Copy out all of the records with every instance of "column-header" changed to "col-header" and nothing else altered. Leave the pictures out of your copy.

* begin Supplied material *

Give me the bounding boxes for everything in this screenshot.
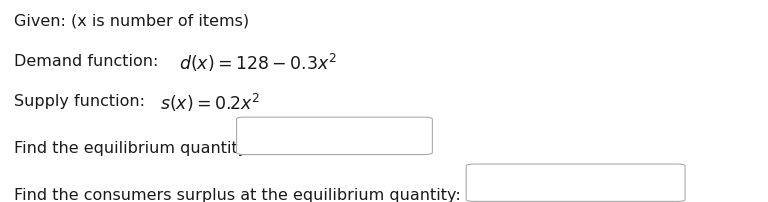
Text: Find the equilibrium quantity:: Find the equilibrium quantity: [14, 141, 251, 156]
Text: Find the consumers surplus at the equilibrium quantity:: Find the consumers surplus at the equili… [14, 188, 461, 202]
Text: Supply function:: Supply function: [14, 94, 150, 109]
Text: $s(x) = 0.2x^2$: $s(x) = 0.2x^2$ [160, 92, 260, 114]
FancyBboxPatch shape [237, 117, 432, 155]
Text: $d(x) = 128 - 0.3x^2$: $d(x) = 128 - 0.3x^2$ [179, 52, 337, 74]
Text: Given: (x is number of items): Given: (x is number of items) [14, 13, 249, 28]
FancyBboxPatch shape [466, 164, 685, 201]
Text: Demand function:: Demand function: [14, 54, 164, 68]
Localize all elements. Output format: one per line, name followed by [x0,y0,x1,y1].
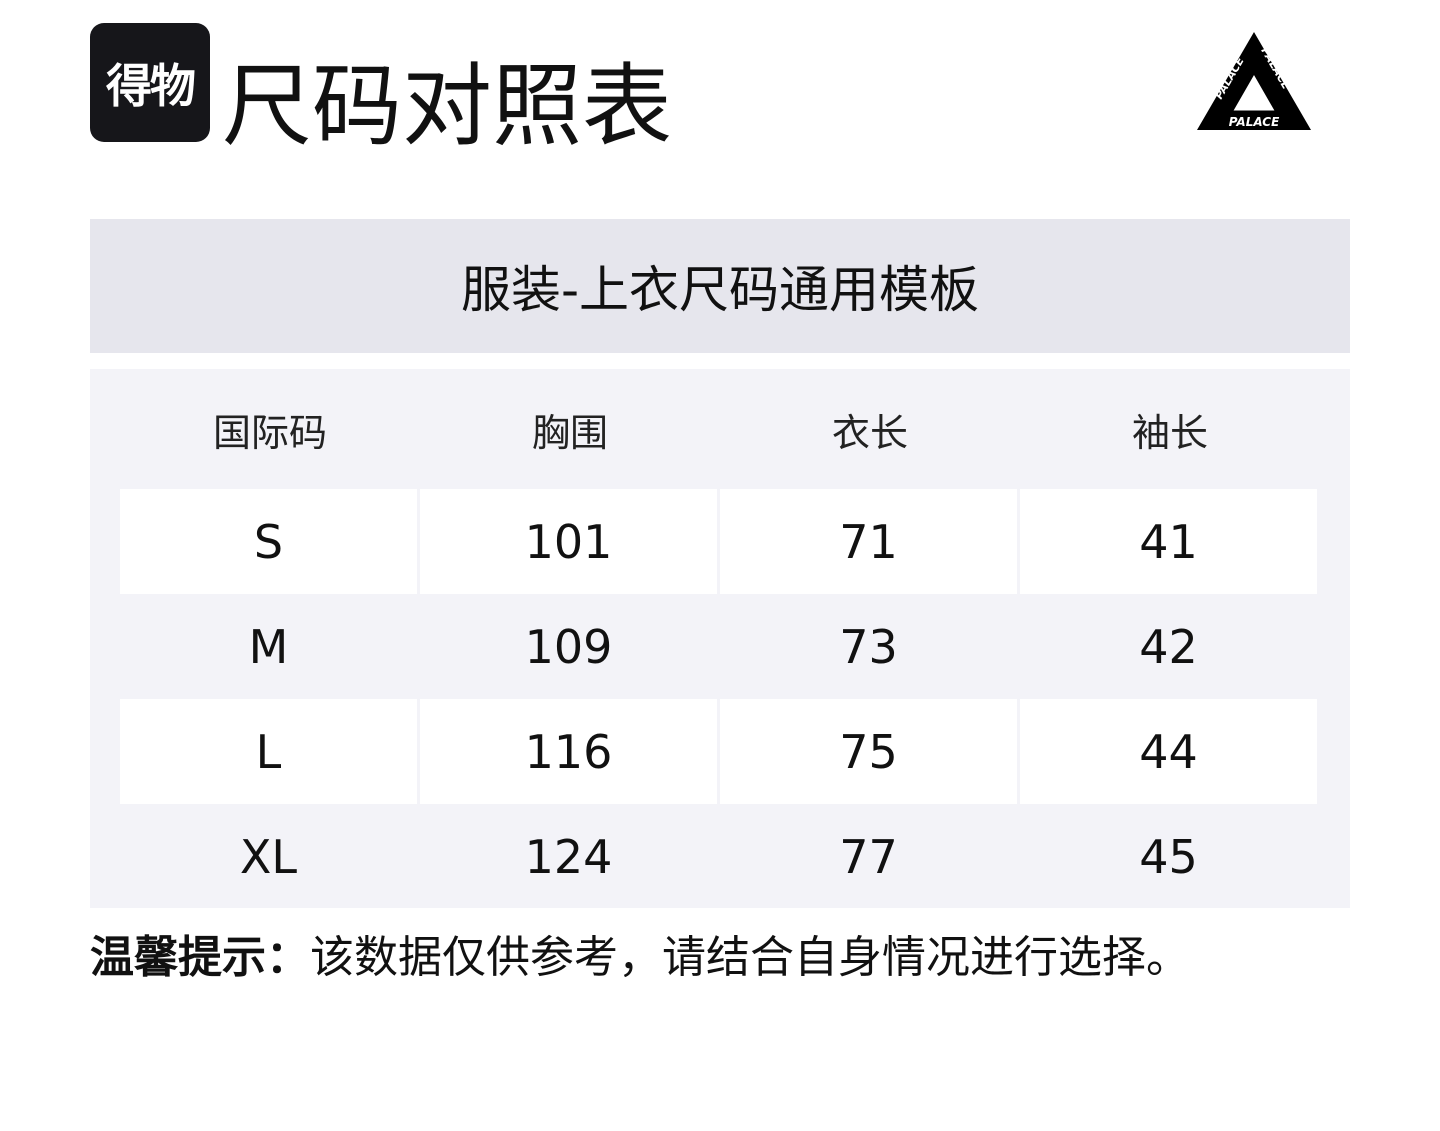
table-cell: 41 [1020,489,1317,594]
table-cell: 116 [420,699,717,804]
table-row: S 101 71 41 [120,489,1317,594]
table-caption: 服装-上衣尺码通用模板 [90,219,1350,353]
column-header: 胸围 [531,410,608,455]
column-header: 衣长 [831,410,908,455]
size-table: 国际码 胸围 衣长 袖长 S 101 71 41 M 109 73 42 L 1… [90,369,1350,908]
table-row: M 109 73 42 [120,594,1317,699]
column-header: 袖长 [1131,410,1208,455]
table-cell: M [248,619,289,674]
page-title: 尺码对照表 [222,54,672,159]
table-row: XL 124 77 45 [120,804,1317,909]
tip-note: 温馨提示：该数据仅供参考，请结合自身情况进行选择。 [90,928,1190,988]
table-cell: 75 [720,699,1017,804]
palace-logo: PALACE PALACE PALACE [1197,32,1311,130]
table-cell: L [120,699,417,804]
table-cell: 42 [1139,619,1198,674]
table-cell: 71 [720,489,1017,594]
table-cell: 44 [1020,699,1317,804]
table-cell: 101 [420,489,717,594]
column-header: 国际码 [212,410,327,455]
table-row: L 116 75 44 [120,699,1317,804]
table-cell: 124 [524,829,613,884]
tip-label: 温馨提示： [90,932,310,983]
table-cell: 45 [1139,829,1198,884]
table-cell: S [120,489,417,594]
table-cell: XL [239,829,298,884]
svg-text:PALACE: PALACE [1229,115,1280,129]
tip-text: 该数据仅供参考，请结合自身情况进行选择。 [310,932,1190,983]
table-cell: 109 [524,619,613,674]
table-cell: 77 [839,829,898,884]
table-cell: 73 [839,619,898,674]
dewu-logo: 得物 [90,23,210,142]
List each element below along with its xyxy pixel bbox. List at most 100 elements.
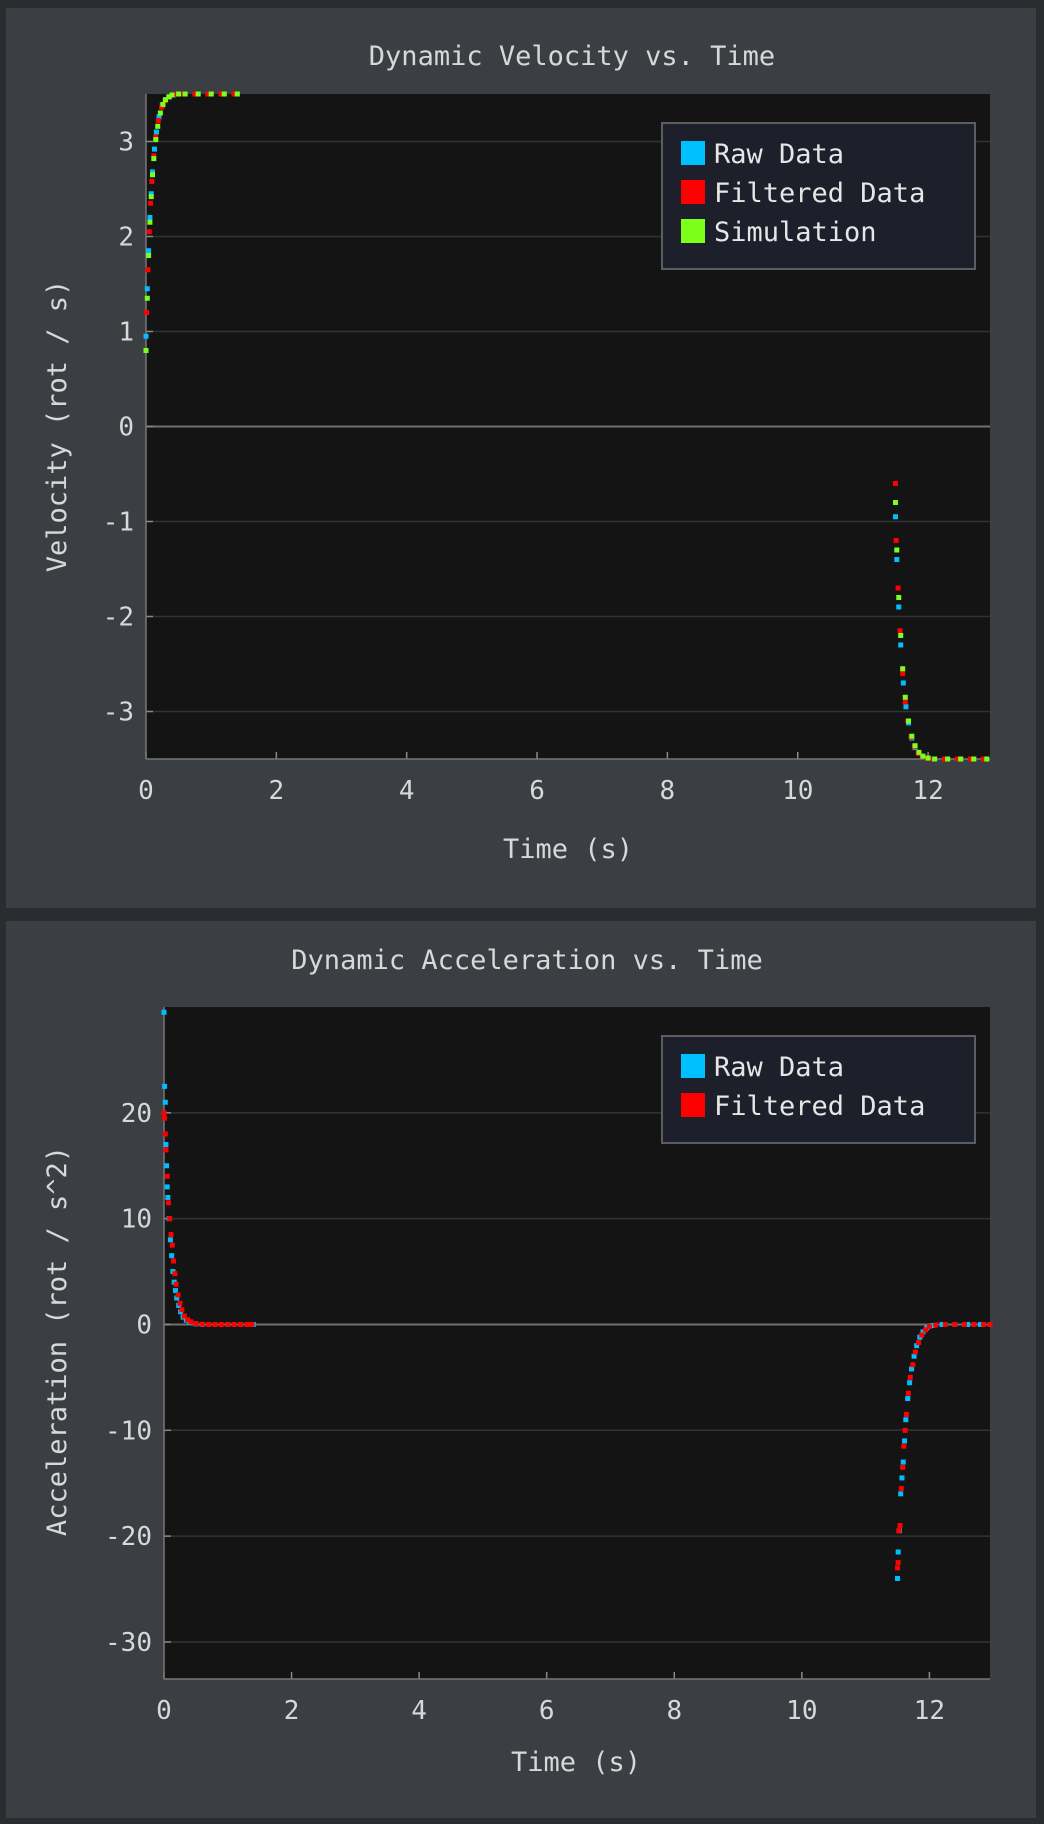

* end Supplied material *

- [Task response]:
Give me the bounding boxes for everything in this screenshot.
Text: Find the equilibrium quantity:: Find the equilibrium quantity: [14, 141, 251, 156]
Text: Find the consumers surplus at the equilibrium quantity:: Find the consumers surplus at the equili… [14, 188, 461, 202]
Text: Supply function:: Supply function: [14, 94, 150, 109]
Text: $s(x) = 0.2x^2$: $s(x) = 0.2x^2$ [160, 92, 260, 114]
FancyBboxPatch shape [237, 117, 432, 155]
Text: $d(x) = 128 - 0.3x^2$: $d(x) = 128 - 0.3x^2$ [179, 52, 337, 74]
Text: Given: (x is number of items): Given: (x is number of items) [14, 13, 249, 28]
FancyBboxPatch shape [466, 164, 685, 201]
Text: Demand function:: Demand function: [14, 54, 164, 68]
Localize all elements. Output format: one per line, name followed by [x0,y0,x1,y1].
table-cell: 41 [1020,489,1317,594]
table-cell: 116 [420,699,717,804]
table-row: S 101 71 41 [120,489,1317,594]
table-caption: 服装-上衣尺码通用模板 [90,219,1350,353]
col-header: 胸围 [531,410,608,455]
col-header: 衣长 [831,410,908,455]
size-table: 国际码 胸围 衣长 袖长 S 101 71 41 M 109 73 42 L 1… [90,369,1350,908]
table-row: M 109 73 42 [120,594,1317,699]
col-header: 袖长 [1131,410,1208,455]
table-cell: M [248,619,289,674]
page-title: 尺码对照表 [222,54,672,159]
table-row: XL 124 77 45 [120,804,1317,909]
tip-note: 温馨提示：该数据仅供参考，请结合自身情况进行选择。 [90,928,1190,988]
table-cell: 75 [720,699,1017,804]
palace-logo: PALACE PALACE PALACE [1197,32,1311,130]
table-cell: L [120,699,417,804]
table-cell: 42 [1139,619,1198,674]
table-cell: 71 [720,489,1017,594]
table-cell: 44 [1020,699,1317,804]
table-cell: 101 [420,489,717,594]
col-header: 国际码 [212,410,327,455]
table-row: L 116 75 44 [120,699,1317,804]
table-cell: 124 [524,829,613,884]
tip-label: 温馨提示： [90,932,310,983]
table-cell: 45 [1139,829,1198,884]
table-cell: S [120,489,417,594]
table-cell: XL [239,829,298,884]
svg-text:PALACE: PALACE [1229,115,1280,129]
tip-text: 该数据仅供参考，请结合自身情况进行选择。 [310,932,1190,983]
table-cell: 109 [524,619,613,674]
table-cell: 77 [839,829,898,884]
table-cell: 73 [839,619,898,674]
dewu-logo: 得物 [90,23,210,142]
List each element below along with its xyxy pixel bbox. List at most 100 elements.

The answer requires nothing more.